** START Exercise materials **

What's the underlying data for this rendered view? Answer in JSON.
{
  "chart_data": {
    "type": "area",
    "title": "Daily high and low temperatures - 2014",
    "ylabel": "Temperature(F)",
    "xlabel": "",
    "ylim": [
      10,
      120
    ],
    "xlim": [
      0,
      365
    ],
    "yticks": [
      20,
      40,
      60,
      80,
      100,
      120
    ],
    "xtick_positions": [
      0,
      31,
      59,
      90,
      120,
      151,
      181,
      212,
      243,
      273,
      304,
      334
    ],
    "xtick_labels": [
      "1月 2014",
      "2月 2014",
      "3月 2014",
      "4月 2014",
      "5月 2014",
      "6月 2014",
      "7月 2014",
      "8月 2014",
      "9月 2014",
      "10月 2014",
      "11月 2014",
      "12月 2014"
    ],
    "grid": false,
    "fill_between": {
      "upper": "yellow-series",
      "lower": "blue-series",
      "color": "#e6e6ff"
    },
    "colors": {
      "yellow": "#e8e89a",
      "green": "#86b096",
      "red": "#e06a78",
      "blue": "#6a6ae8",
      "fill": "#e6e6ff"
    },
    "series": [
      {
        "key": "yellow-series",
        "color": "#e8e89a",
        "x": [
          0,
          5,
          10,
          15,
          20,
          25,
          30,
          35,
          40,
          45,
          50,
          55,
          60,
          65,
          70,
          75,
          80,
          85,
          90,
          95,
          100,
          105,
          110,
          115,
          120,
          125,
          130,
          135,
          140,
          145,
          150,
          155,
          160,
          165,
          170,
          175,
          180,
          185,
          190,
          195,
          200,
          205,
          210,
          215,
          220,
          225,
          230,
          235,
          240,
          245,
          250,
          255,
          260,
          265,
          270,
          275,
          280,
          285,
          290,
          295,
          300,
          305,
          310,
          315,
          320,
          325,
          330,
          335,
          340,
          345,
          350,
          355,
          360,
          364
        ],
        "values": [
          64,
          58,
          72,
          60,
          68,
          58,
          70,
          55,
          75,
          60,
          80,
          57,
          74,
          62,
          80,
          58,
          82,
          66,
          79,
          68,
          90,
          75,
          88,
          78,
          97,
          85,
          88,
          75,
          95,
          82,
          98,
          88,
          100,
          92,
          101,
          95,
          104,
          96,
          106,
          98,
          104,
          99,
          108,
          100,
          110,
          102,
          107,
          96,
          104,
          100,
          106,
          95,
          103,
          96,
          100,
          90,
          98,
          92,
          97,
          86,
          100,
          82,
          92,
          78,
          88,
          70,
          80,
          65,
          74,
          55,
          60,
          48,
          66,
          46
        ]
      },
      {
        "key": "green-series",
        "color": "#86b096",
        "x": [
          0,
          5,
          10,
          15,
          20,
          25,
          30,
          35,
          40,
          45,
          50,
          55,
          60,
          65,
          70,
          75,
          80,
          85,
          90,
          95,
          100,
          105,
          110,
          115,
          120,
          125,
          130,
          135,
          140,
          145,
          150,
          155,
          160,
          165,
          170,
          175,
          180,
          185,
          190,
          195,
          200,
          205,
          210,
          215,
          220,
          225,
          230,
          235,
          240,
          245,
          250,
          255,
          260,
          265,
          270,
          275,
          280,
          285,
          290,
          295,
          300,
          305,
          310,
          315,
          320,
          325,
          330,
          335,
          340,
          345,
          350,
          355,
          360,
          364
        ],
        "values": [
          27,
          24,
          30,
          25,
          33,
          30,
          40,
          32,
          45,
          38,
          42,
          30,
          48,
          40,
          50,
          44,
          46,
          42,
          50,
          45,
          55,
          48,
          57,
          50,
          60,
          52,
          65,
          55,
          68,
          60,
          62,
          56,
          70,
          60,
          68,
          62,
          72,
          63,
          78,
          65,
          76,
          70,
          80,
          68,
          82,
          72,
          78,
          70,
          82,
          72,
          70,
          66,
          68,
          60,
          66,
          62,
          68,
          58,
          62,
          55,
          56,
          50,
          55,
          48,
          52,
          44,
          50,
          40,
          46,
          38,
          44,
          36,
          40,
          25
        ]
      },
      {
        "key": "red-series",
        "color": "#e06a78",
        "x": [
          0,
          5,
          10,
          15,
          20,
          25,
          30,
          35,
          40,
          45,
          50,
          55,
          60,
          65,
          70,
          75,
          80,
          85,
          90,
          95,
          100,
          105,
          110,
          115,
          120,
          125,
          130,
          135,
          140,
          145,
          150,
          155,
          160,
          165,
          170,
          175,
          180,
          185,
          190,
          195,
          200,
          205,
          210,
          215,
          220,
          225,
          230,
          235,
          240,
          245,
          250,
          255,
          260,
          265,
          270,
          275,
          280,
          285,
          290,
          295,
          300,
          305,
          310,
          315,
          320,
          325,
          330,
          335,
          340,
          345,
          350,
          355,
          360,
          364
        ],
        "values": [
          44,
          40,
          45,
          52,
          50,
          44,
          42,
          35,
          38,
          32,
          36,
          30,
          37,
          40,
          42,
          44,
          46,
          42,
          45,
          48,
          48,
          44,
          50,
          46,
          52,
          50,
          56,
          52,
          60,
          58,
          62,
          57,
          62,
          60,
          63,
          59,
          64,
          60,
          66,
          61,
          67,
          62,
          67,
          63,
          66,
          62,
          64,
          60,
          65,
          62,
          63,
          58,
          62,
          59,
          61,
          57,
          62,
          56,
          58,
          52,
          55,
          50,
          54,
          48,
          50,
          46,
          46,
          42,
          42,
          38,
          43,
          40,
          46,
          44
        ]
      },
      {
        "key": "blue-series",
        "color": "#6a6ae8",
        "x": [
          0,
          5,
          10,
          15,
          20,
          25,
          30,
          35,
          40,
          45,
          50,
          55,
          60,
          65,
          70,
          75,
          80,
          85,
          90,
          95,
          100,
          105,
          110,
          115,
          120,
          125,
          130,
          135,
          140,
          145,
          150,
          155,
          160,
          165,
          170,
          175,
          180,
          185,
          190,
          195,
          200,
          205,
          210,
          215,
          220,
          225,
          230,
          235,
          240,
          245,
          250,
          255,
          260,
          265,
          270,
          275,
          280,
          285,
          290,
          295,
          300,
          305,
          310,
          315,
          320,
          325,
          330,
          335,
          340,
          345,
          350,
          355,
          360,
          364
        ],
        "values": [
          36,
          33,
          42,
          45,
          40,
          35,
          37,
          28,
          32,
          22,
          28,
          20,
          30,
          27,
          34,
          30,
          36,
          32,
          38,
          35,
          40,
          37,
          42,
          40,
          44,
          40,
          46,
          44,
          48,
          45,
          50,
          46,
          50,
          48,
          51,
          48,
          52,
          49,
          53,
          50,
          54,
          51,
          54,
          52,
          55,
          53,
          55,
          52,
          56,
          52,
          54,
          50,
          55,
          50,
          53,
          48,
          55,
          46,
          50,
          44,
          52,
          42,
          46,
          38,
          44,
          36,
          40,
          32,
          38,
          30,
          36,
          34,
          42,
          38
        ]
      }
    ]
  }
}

** END Exercise materials **

Aim ▸
Pull every line containing "blue" from the data.

Answer to the problem ▸
      "lower": "blue-series",
      "blue": "#6a6ae8",
        "key": "blue-series",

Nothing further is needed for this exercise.